▶ [Consigne]
Réécrivez les lignes allant de celle qui contient "y-tick-label: 94.75: [1326, 332, 1352, 342]" jusqu'à celle qui contient "price-candle: [345, 152, 349, 169]" incluse, en remplaçant "price-candle" par "candlestick" sans rien modifier d'autre.

[Lignes d'un jeu de données de mise en page]
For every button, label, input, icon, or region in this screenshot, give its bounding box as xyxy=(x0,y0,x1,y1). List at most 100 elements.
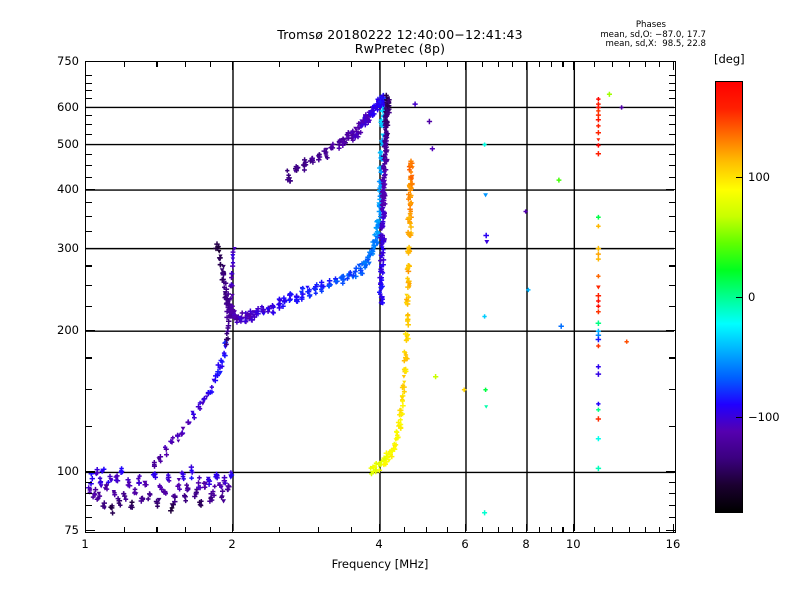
y-major-tick xyxy=(86,143,95,145)
x-major-tick-top xyxy=(465,62,467,70)
y-major-tick xyxy=(86,106,95,108)
y-minor-tick-right xyxy=(669,492,675,495)
y-minor-tick xyxy=(86,115,92,117)
x-minor-tick xyxy=(426,527,428,532)
x-minor-tick xyxy=(156,527,158,532)
x-minor-tick-top xyxy=(350,62,352,67)
x-major-tick xyxy=(673,524,675,532)
y-major-tick xyxy=(86,471,95,473)
y-major-tick-right xyxy=(666,471,675,473)
x-minor-tick-top xyxy=(538,62,541,67)
y-minor-tick xyxy=(86,284,92,286)
x-tick-label: 4 xyxy=(375,537,383,551)
y-tick-label: 500 xyxy=(57,136,79,151)
colorbar-tick-mark xyxy=(736,297,742,299)
x-minor-tick-top xyxy=(426,62,428,67)
y-minor-tick xyxy=(86,216,92,218)
x-tick-label: 6 xyxy=(461,537,469,551)
x-tick-label: 2 xyxy=(228,537,236,551)
x-minor-tick-top xyxy=(659,62,661,67)
y-minor-tick-right xyxy=(669,216,675,218)
x-minor-tick-top xyxy=(629,62,631,67)
y-minor-tick-right xyxy=(669,75,675,77)
colorbar-tick-label: −100 xyxy=(748,410,780,424)
x-minor-tick xyxy=(512,527,514,532)
y-minor-tick xyxy=(86,75,92,77)
y-minor-tick xyxy=(86,426,92,428)
y-minor-tick-right xyxy=(669,306,675,308)
y-minor-tick xyxy=(86,133,92,135)
y-major-tick-right xyxy=(666,61,675,63)
x-major-tick xyxy=(232,524,234,532)
colorbar-tick-mark xyxy=(736,417,742,419)
y-tick-label: 600 xyxy=(57,99,79,114)
phase-annotation-x-mode: mean, sd,X: 98.5, 22.8 xyxy=(605,39,706,50)
x-major-tick xyxy=(573,524,575,532)
y-minor-tick-right xyxy=(669,154,675,156)
x-minor-tick xyxy=(644,527,646,532)
plot-title-line2: RwPretec (8p) xyxy=(354,41,446,56)
y-minor-tick xyxy=(86,481,92,484)
y-major-tick xyxy=(86,247,95,249)
x-minor-tick xyxy=(562,527,564,532)
plot-canvas xyxy=(86,62,675,532)
y-tick-label: 750 xyxy=(57,54,79,68)
y-minor-tick-right xyxy=(669,90,675,92)
y-major-tick-right xyxy=(666,189,675,191)
y-minor-tick xyxy=(86,154,92,156)
y-minor-tick-right xyxy=(669,165,675,167)
x-minor-tick xyxy=(538,527,541,532)
y-minor-tick xyxy=(86,388,92,390)
x-minor-tick-top xyxy=(551,62,553,67)
phase-statistics-annotation: Phases mean, sd,O: −87.0, 17.7 mean, sd,… xyxy=(600,20,706,50)
x-minor-tick xyxy=(482,527,484,532)
x-minor-tick xyxy=(629,527,631,532)
x-minor-tick-top xyxy=(184,62,186,67)
y-minor-tick xyxy=(86,124,92,126)
x-minor-tick-top xyxy=(512,62,514,67)
plot-title-line1: Tromsø 20180222 12:40:00−12:41:43 xyxy=(277,27,523,42)
x-minor-tick xyxy=(318,527,320,532)
y-minor-tick-right xyxy=(669,98,675,100)
y-minor-tick xyxy=(86,306,92,308)
x-minor-tick xyxy=(497,527,499,532)
y-tick-label: 400 xyxy=(57,182,79,196)
y-tick-label: 75 xyxy=(64,523,79,537)
y-major-tick xyxy=(86,61,95,63)
x-minor-tick xyxy=(659,527,661,532)
x-major-tick-top xyxy=(232,62,234,70)
y-minor-tick xyxy=(86,90,92,92)
y-minor-tick-right xyxy=(669,481,675,484)
x-major-tick-top xyxy=(379,62,381,70)
y-minor-tick-right xyxy=(669,265,675,267)
colorbar-tick-label: 0 xyxy=(748,290,756,304)
y-minor-tick-right xyxy=(669,516,675,519)
y-minor-tick-right xyxy=(669,202,675,204)
x-tick-label: 8 xyxy=(522,537,530,551)
y-minor-tick xyxy=(86,504,92,506)
y-minor-tick-right xyxy=(669,82,675,84)
x-minor-tick-top xyxy=(562,62,564,67)
x-minor-tick-top xyxy=(279,62,281,67)
x-minor-tick xyxy=(350,527,352,532)
y-minor-tick-right xyxy=(669,504,675,506)
y-minor-tick xyxy=(86,231,92,233)
y-major-tick-right xyxy=(666,247,675,249)
y-minor-tick xyxy=(86,357,92,359)
x-axis-label: Frequency [MHz] xyxy=(331,557,429,571)
x-tick-label: 1 xyxy=(81,537,89,551)
x-minor-tick-top xyxy=(497,62,499,67)
x-major-tick-top xyxy=(573,62,575,70)
x-minor-tick xyxy=(209,527,211,532)
y-minor-tick-right xyxy=(669,124,675,126)
y-major-tick-right xyxy=(666,106,675,108)
x-major-tick-top xyxy=(526,62,528,70)
colorbar-tick-label: 100 xyxy=(748,170,770,184)
x-minor-tick xyxy=(612,527,614,532)
y-minor-tick xyxy=(86,176,92,178)
x-minor-tick-top xyxy=(446,62,448,67)
y-major-tick xyxy=(86,530,95,532)
x-minor-tick-top xyxy=(209,62,211,67)
y-minor-tick-right xyxy=(669,115,675,117)
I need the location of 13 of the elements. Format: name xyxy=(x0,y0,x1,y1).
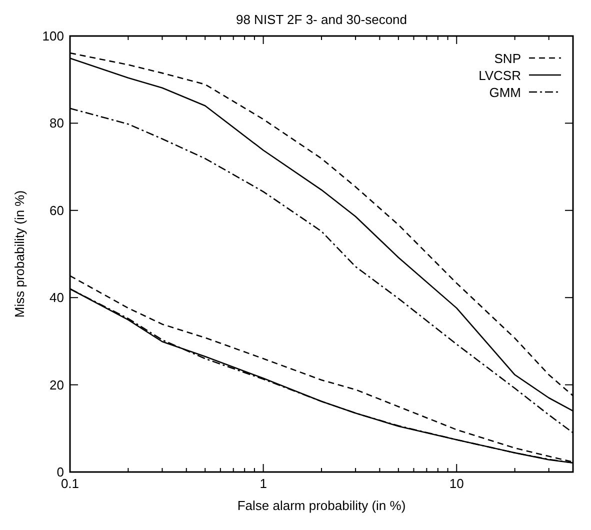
chart-title: 98 NIST 2F 3- and 30-second xyxy=(236,12,408,27)
y-tick-label: 80 xyxy=(50,116,64,131)
y-tick-label: 100 xyxy=(42,28,64,44)
y-tick-label: 20 xyxy=(50,377,64,392)
y-tick-label: 60 xyxy=(50,202,64,218)
x-tick-label: 1 xyxy=(260,476,267,491)
y-tick-label: 40 xyxy=(50,290,64,306)
x-axis-title: False alarm probability (in %) xyxy=(237,498,406,513)
legend-label: GMM xyxy=(489,85,521,100)
legend-label: LVCSR xyxy=(478,68,521,83)
x-tick-label: 10 xyxy=(449,476,464,491)
y-axis-title: Miss probability (in %) xyxy=(12,190,27,318)
legend-label: SNP xyxy=(494,51,521,66)
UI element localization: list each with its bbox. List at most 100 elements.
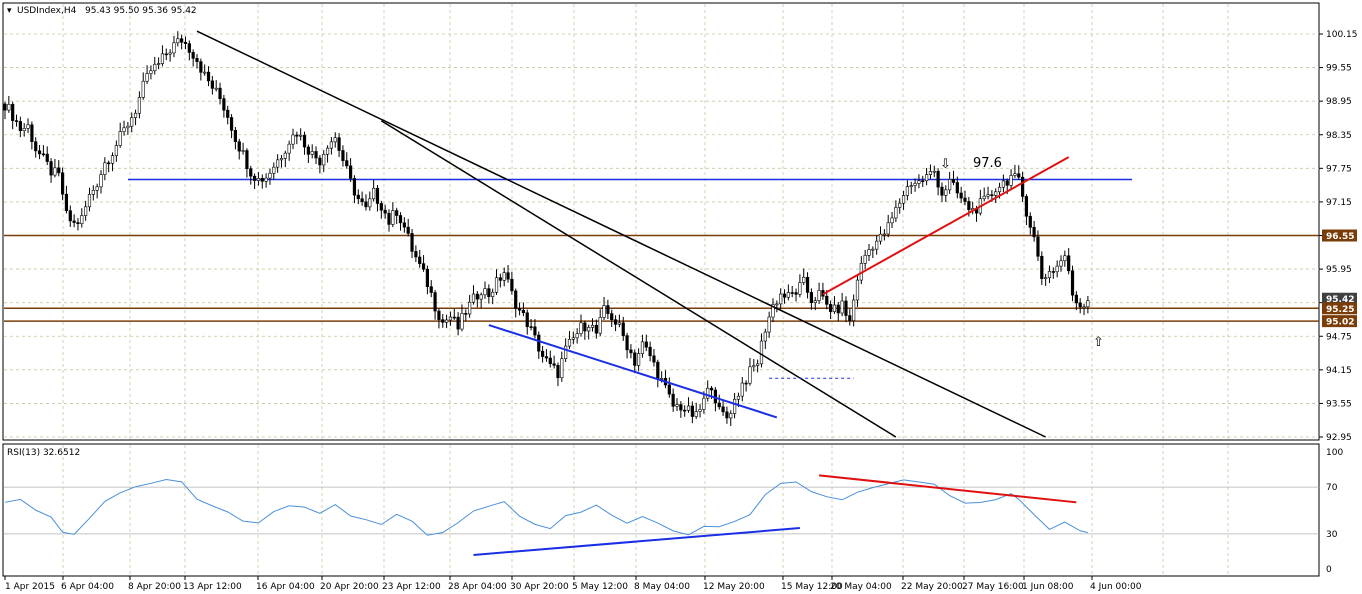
y-tick-label: 94.75: [1326, 332, 1352, 342]
price-candle: [402, 217, 406, 233]
rsi-layer: [4, 474, 1088, 556]
price-candle: [667, 377, 671, 398]
price-candle: [636, 348, 641, 372]
price-candle: [878, 226, 883, 245]
candle-body: [617, 322, 621, 325]
price-candle: [226, 105, 230, 125]
candle-body: [187, 43, 191, 53]
price-candle: [905, 180, 909, 201]
price-candle: [590, 318, 595, 332]
price-candle: [372, 179, 376, 202]
rsi-rising-support-line: [473, 527, 800, 556]
price-candle: [913, 178, 917, 192]
candle-body: [905, 186, 909, 196]
price-candle: [191, 49, 195, 67]
candle-body: [951, 179, 956, 183]
candle-body: [744, 382, 748, 385]
y-tick-label: 98.35: [1326, 131, 1352, 141]
price-candle: [790, 285, 794, 298]
candle-body: [698, 409, 702, 412]
candle-body: [740, 382, 744, 397]
candle-body: [805, 276, 810, 293]
x-tick-label: 15 May 12:00: [781, 582, 843, 592]
candle-body: [1059, 260, 1063, 267]
price-candle: [91, 185, 95, 201]
candle-body: [959, 192, 963, 199]
candle-body: [398, 215, 403, 224]
price-candle: [898, 198, 902, 214]
candle-body: [1001, 180, 1005, 188]
price-candle: [863, 249, 867, 270]
candle-body: [364, 201, 368, 208]
price-candle: [22, 123, 26, 137]
price-candle: [560, 351, 564, 382]
price-candle: [617, 314, 621, 328]
x-tick-label: 28 Apr 04:00: [448, 582, 507, 592]
price-candle: [122, 120, 126, 136]
candle-body: [87, 194, 92, 208]
price-candle: [571, 331, 575, 345]
x-tick-label: 16 Apr 04:00: [256, 582, 315, 592]
candle-body: [982, 195, 986, 200]
candle-body: [114, 145, 118, 157]
candle-body: [206, 71, 211, 82]
candle-body: [479, 294, 483, 300]
price-candle: [548, 350, 552, 368]
price-candle: [471, 285, 476, 305]
price-candle: [60, 167, 65, 201]
candle-body: [283, 152, 287, 159]
price-candle: [602, 296, 606, 321]
candle-body: [636, 353, 641, 366]
price-candle: [759, 333, 764, 368]
candle-body: [310, 151, 314, 155]
candle-body: [483, 288, 487, 296]
candle-body: [948, 179, 952, 191]
price-candle: [1070, 265, 1075, 302]
price-candle: [18, 116, 22, 138]
price-candle: [944, 185, 948, 202]
price-candle: [725, 406, 729, 424]
candle-body: [644, 341, 648, 348]
candle-body: [967, 201, 971, 211]
rising-wedge-line: [822, 156, 1070, 296]
candle-body: [629, 349, 633, 354]
price-candle: [7, 95, 11, 113]
price-candle: [621, 316, 625, 341]
candle-body: [279, 158, 284, 161]
price-candle: [345, 152, 349, 169]
price-candle: [460, 304, 464, 332]
price-candle: [713, 387, 717, 412]
candle-body: [180, 38, 184, 43]
price-candle: [418, 249, 422, 268]
price-candle: [732, 392, 737, 419]
candle-body: [825, 295, 829, 305]
y-tick-label: 97.75: [1326, 164, 1352, 174]
price-candle: [1001, 174, 1005, 193]
price-candle: [644, 334, 648, 352]
candle-body: [160, 53, 165, 64]
price-candle: [821, 282, 825, 300]
price-candle: [195, 54, 199, 69]
price-candle: [1040, 251, 1044, 285]
candle-body: [625, 335, 629, 351]
candle-body: [913, 183, 917, 186]
price-candle: [817, 282, 821, 305]
candle-body: [852, 299, 856, 322]
price-candle: [1063, 250, 1067, 267]
price-candle: [909, 181, 913, 195]
down-arrow-icon: ⇩: [940, 157, 951, 172]
candle-body: [172, 42, 176, 54]
price-candle: [1078, 298, 1082, 314]
candle-body: [990, 194, 994, 196]
candle-body: [763, 331, 767, 342]
candle-body: [375, 187, 380, 204]
price-candle: [694, 402, 698, 419]
candle-body: [506, 272, 510, 280]
peak-annotation-label: 97.6: [973, 156, 1002, 171]
candle-body: [260, 178, 264, 182]
candle-body: [798, 282, 802, 295]
candle-body: [229, 117, 234, 131]
price-candle: [748, 358, 752, 386]
price-candle: [1028, 212, 1032, 235]
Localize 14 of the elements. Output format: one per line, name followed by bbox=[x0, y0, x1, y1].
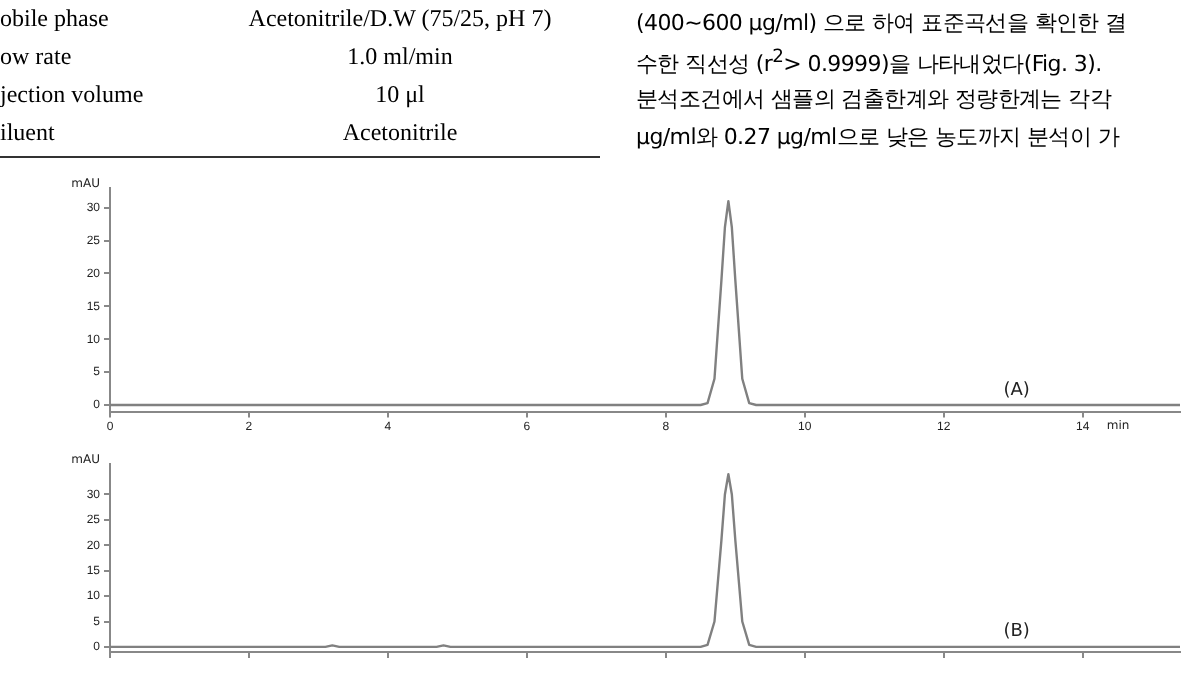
text: 10 μl bbox=[373, 80, 427, 110]
text: 분석조건에서 샘플의 검출한계와 정량한계는 각각 bbox=[636, 84, 1111, 114]
text: 수한 직선성 (r$^{2}$> 0.9999)을 나타내었다(Fig. 3). bbox=[636, 46, 1102, 80]
text: obile phase bbox=[0, 4, 109, 34]
text: μg/ml와 0.27 μg/ml으로 낮은 농도까지 분석이 가 bbox=[636, 122, 1119, 152]
annotation: (B) bbox=[1003, 621, 1030, 642]
text: ow rate bbox=[0, 42, 72, 72]
text: iluent bbox=[0, 118, 55, 148]
text: Acetonitrile/D.W (75/25, pH 7) bbox=[246, 4, 554, 34]
text: Acetonitrile bbox=[340, 118, 460, 148]
text: jection volume bbox=[0, 80, 144, 110]
annotation: (A) bbox=[1003, 381, 1030, 402]
text: 1.0 ml/min bbox=[345, 42, 455, 72]
text: (400~600 μg/ml) 으로 하여 표준곡선을 확인한 결 bbox=[636, 8, 1127, 38]
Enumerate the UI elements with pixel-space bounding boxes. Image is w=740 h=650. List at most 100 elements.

▶ [Réponse]
y-tick-label: 94.75: [1326, 332, 1352, 342]
candlestick: [402, 217, 406, 233]
rsi-layer: [4, 474, 1088, 556]
candlestick: [667, 377, 671, 398]
candlestick: [636, 348, 641, 372]
candlestick: [878, 226, 883, 245]
candle-body: [617, 322, 621, 325]
candlestick: [226, 105, 230, 125]
candle-body: [187, 43, 191, 53]
candlestick: [905, 180, 909, 201]
candlestick: [590, 318, 595, 332]
candlestick: [372, 179, 376, 202]
rsi-rising-support-line: [473, 527, 800, 556]
candlestick: [913, 178, 917, 192]
candle-body: [905, 186, 909, 196]
candlestick: [191, 49, 195, 67]
candle-body: [951, 179, 956, 183]
candle-body: [744, 382, 748, 385]
y-tick-label: 98.35: [1326, 131, 1352, 141]
candlestick: [790, 285, 794, 298]
candle-body: [698, 409, 702, 412]
candle-body: [740, 382, 744, 397]
candle-body: [805, 276, 810, 293]
x-tick-label: 15 May 12:00: [781, 582, 843, 592]
candle-body: [1059, 260, 1063, 267]
candlestick: [91, 185, 95, 201]
candle-body: [959, 192, 963, 199]
candle-body: [398, 215, 403, 224]
candlestick: [898, 198, 902, 214]
candle-body: [1001, 180, 1005, 188]
candlestick: [863, 249, 867, 270]
candle-body: [364, 201, 368, 208]
candlestick: [22, 123, 26, 137]
candlestick: [560, 351, 564, 382]
candlestick: [617, 314, 621, 328]
x-tick-label: 28 Apr 04:00: [448, 582, 507, 592]
candlestick: [122, 120, 126, 136]
candle-body: [87, 194, 92, 208]
candlestick: [571, 331, 575, 345]
x-tick-label: 16 Apr 04:00: [256, 582, 315, 592]
candle-body: [982, 195, 986, 200]
candle-body: [114, 145, 118, 157]
candle-body: [206, 71, 211, 82]
candle-body: [479, 294, 483, 300]
candlestick: [548, 350, 552, 368]
candlestick: [471, 285, 476, 305]
candlestick: [60, 167, 65, 201]
candle-body: [283, 152, 287, 159]
candlestick: [602, 296, 606, 321]
candle-body: [636, 353, 641, 366]
candlestick: [759, 333, 764, 368]
candle-body: [310, 151, 314, 155]
candle-body: [483, 288, 487, 296]
candle-body: [948, 179, 952, 191]
candlestick: [1070, 265, 1075, 302]
candlestick: [18, 116, 22, 138]
candlestick: [944, 185, 948, 202]
candlestick: [725, 406, 729, 424]
candle-body: [644, 341, 648, 348]
candle-body: [967, 201, 971, 211]
rising-wedge-line: [822, 156, 1070, 296]
candle-body: [629, 349, 633, 354]
candlestick: [7, 95, 11, 113]
candlestick: [621, 316, 625, 341]
candle-body: [279, 158, 284, 161]
candlestick: [345, 152, 349, 169]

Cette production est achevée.